Go through the lines below and copy each one that holds the string "selected".

# EXERCISE MATERIAL start

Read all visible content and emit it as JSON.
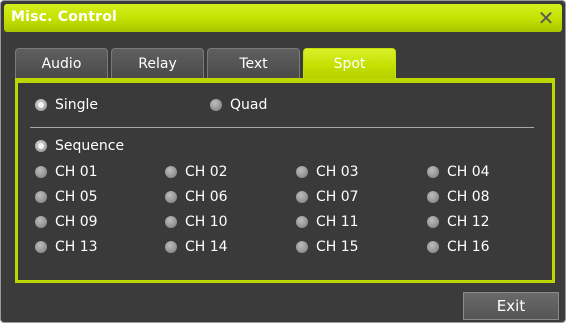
{
  "window": {
    "title": "Misc. Control",
    "close_glyph": "✕"
  },
  "tabs": [
    {
      "label": "Audio",
      "active": false
    },
    {
      "label": "Relay",
      "active": false
    },
    {
      "label": "Text",
      "active": false
    },
    {
      "label": "Spot",
      "active": true
    }
  ],
  "spot": {
    "mode_options": [
      {
        "label": "Single",
        "selected": true
      },
      {
        "label": "Quad",
        "selected": false
      }
    ],
    "sequence": {
      "label": "Sequence",
      "selected": true
    },
    "channels": [
      "CH 01",
      "CH 02",
      "CH 03",
      "CH 04",
      "CH 05",
      "CH 06",
      "CH 07",
      "CH 08",
      "CH 09",
      "CH 10",
      "CH 11",
      "CH 12",
      "CH 13",
      "CH 14",
      "CH 15",
      "CH 16"
    ]
  },
  "footer": {
    "exit_label": "Exit"
  },
  "colors": {
    "accent": "#c4df00",
    "background": "#3b3b3b"
  }
}
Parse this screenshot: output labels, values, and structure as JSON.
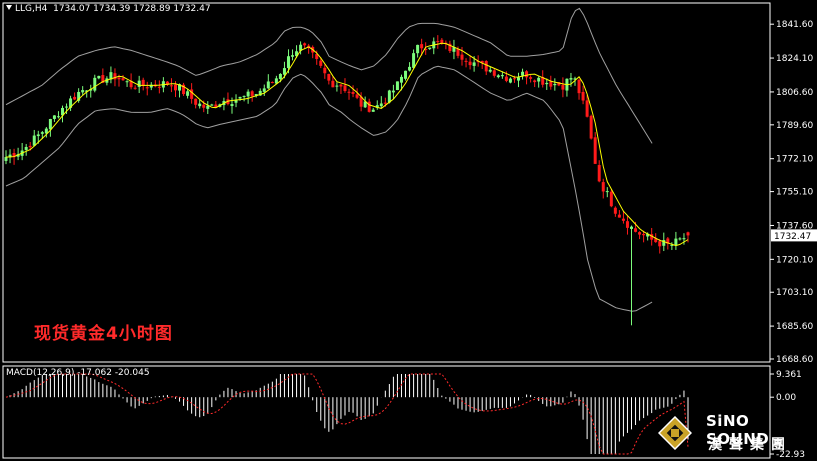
{
  "header": {
    "symbol": "LLG,H4",
    "ohlc": "1734.07 1734.39 1728.89 1732.47"
  },
  "caption": "现货黄金4小时图",
  "macd_label": "MACD(12,26,9) -17.062 -20.045",
  "current_price": "1732.47",
  "logo": {
    "en": "SiNO SOUND",
    "cn": "漢聲集團"
  },
  "colors": {
    "up": "#7CFC7C",
    "down": "#ff1a1a",
    "ma": "#ffff00",
    "band": "#a0a0a0",
    "macd_hist": "#ffffff",
    "macd_signal": "#ff2a2a",
    "grid_text": "#ffffff"
  },
  "chart_data": [
    {
      "type": "candlestick",
      "title": "",
      "yticks": [
        "1841.60",
        "1824.10",
        "1806.60",
        "1789.60",
        "1772.10",
        "1755.10",
        "1737.60",
        "1720.10",
        "1703.10",
        "1685.60",
        "1668.60"
      ],
      "ylim": [
        1668.6,
        1851.0
      ],
      "indicators": [
        "Moving Average",
        "Bollinger Bands"
      ],
      "anchors": {
        "x": [
          0,
          10,
          20,
          30,
          40,
          50,
          60,
          70,
          80,
          90,
          96,
          100,
          106,
          112,
          120,
          130,
          140,
          150,
          155,
          160,
          165,
          170,
          176,
          180,
          187,
          192,
          198,
          205,
          212,
          218,
          224,
          230,
          240,
          250,
          260,
          270,
          280,
          290,
          300,
          310,
          316,
          320,
          324,
          330,
          340,
          350,
          360,
          370,
          380
        ],
        "close": [
          1773,
          1777,
          1786,
          1797,
          1806,
          1812,
          1815,
          1810,
          1810,
          1811,
          1809,
          1806,
          1801,
          1798,
          1802,
          1803,
          1806,
          1813,
          1820,
          1828,
          1830,
          1826,
          1818,
          1812,
          1810,
          1806,
          1800,
          1798,
          1803,
          1810,
          1820,
          1830,
          1832,
          1828,
          1822,
          1818,
          1814,
          1816,
          1812,
          1810,
          1815,
          1805,
          1792,
          1762,
          1745,
          1735,
          1730,
          1727,
          1732.47
        ],
        "upper": [
          1800,
          1805,
          1810,
          1818,
          1825,
          1828,
          1830,
          1828,
          1825,
          1822,
          1820,
          1818,
          1815,
          1817,
          1820,
          1822,
          1826,
          1832,
          1838,
          1840,
          1840,
          1838,
          1832,
          1825,
          1822,
          1820,
          1818,
          1820,
          1826,
          1834,
          1840,
          1842,
          1842,
          1840,
          1836,
          1832,
          1825,
          1825,
          1826,
          1828,
          1848,
          1850,
          1842,
          1828,
          1810,
          1795,
          1780
        ],
        "lower": [
          1758,
          1762,
          1770,
          1778,
          1790,
          1797,
          1798,
          1796,
          1796,
          1798,
          1796,
          1794,
          1790,
          1788,
          1790,
          1792,
          1794,
          1800,
          1808,
          1814,
          1816,
          1812,
          1806,
          1800,
          1796,
          1792,
          1788,
          1784,
          1786,
          1792,
          1802,
          1815,
          1820,
          1818,
          1812,
          1806,
          1802,
          1806,
          1802,
          1790,
          1762,
          1742,
          1720,
          1700,
          1695,
          1693,
          1698
        ]
      },
      "last": {
        "open": 1734.07,
        "high": 1734.39,
        "low": 1728.89,
        "close": 1732.47
      }
    },
    {
      "type": "macd",
      "label": "MACD(12,26,9) -17.062 -20.045",
      "macd": -17.062,
      "signal": -20.045,
      "yticks": [
        "9.361",
        "0.00",
        "-22.93"
      ],
      "ylim": [
        -22.93,
        9.361
      ]
    }
  ]
}
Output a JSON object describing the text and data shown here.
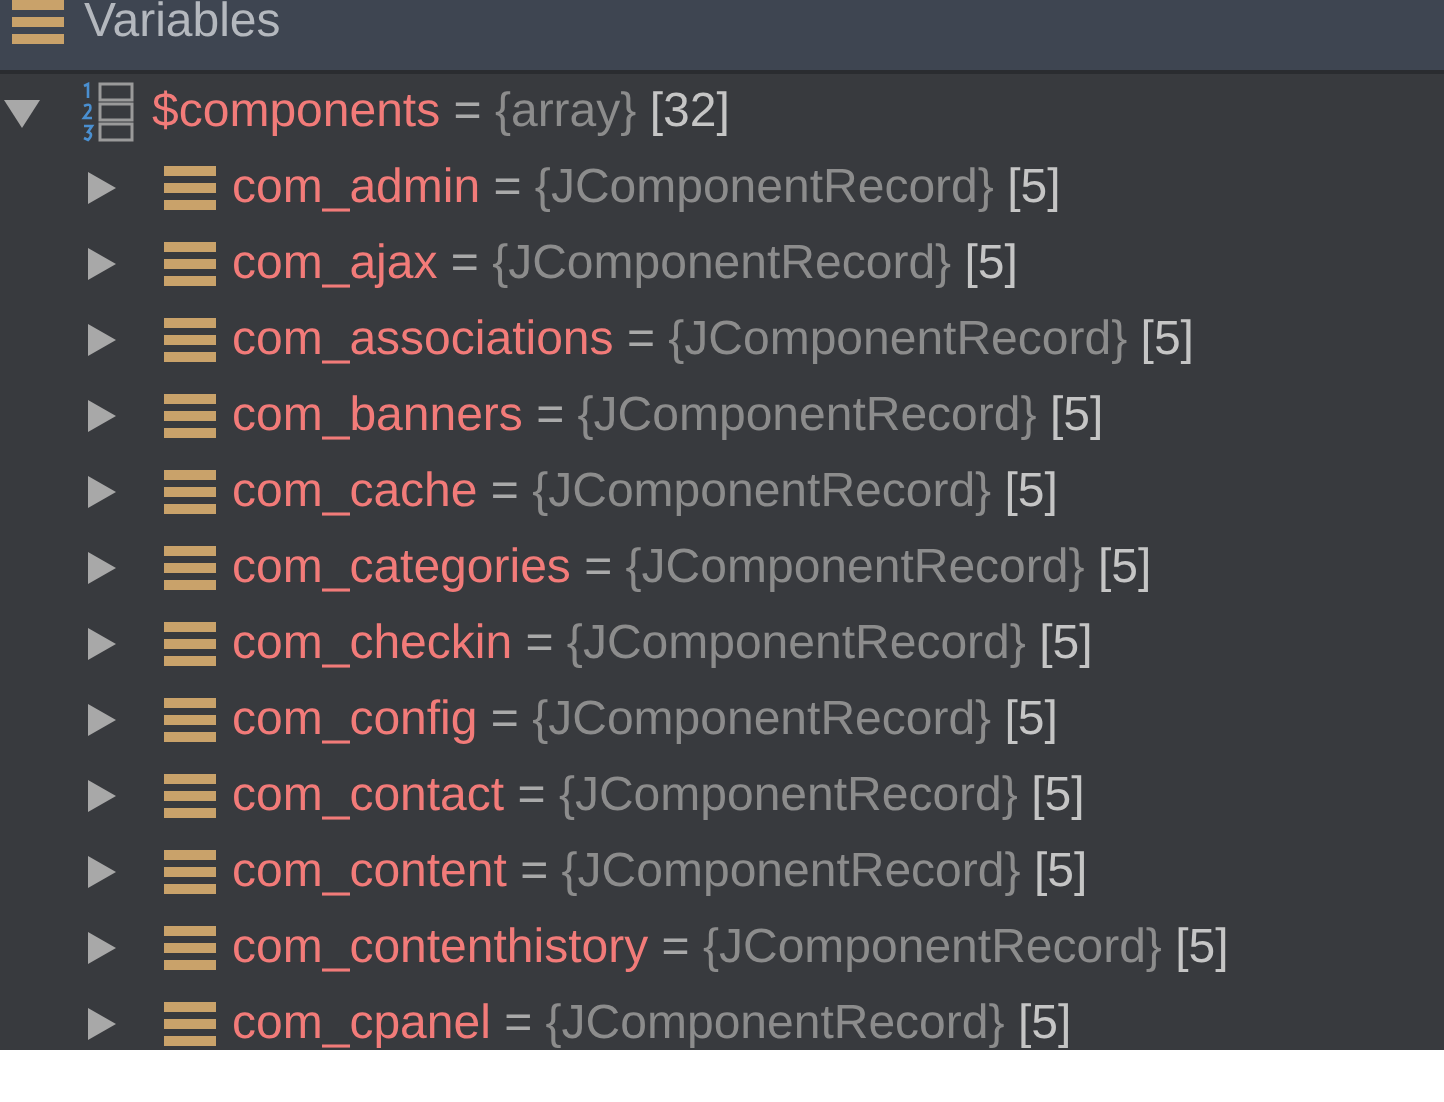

# EXERCISE MATERIAL end

**COMPLETED EXERCISE**
        "selected": true
        "selected": false
      "selected": true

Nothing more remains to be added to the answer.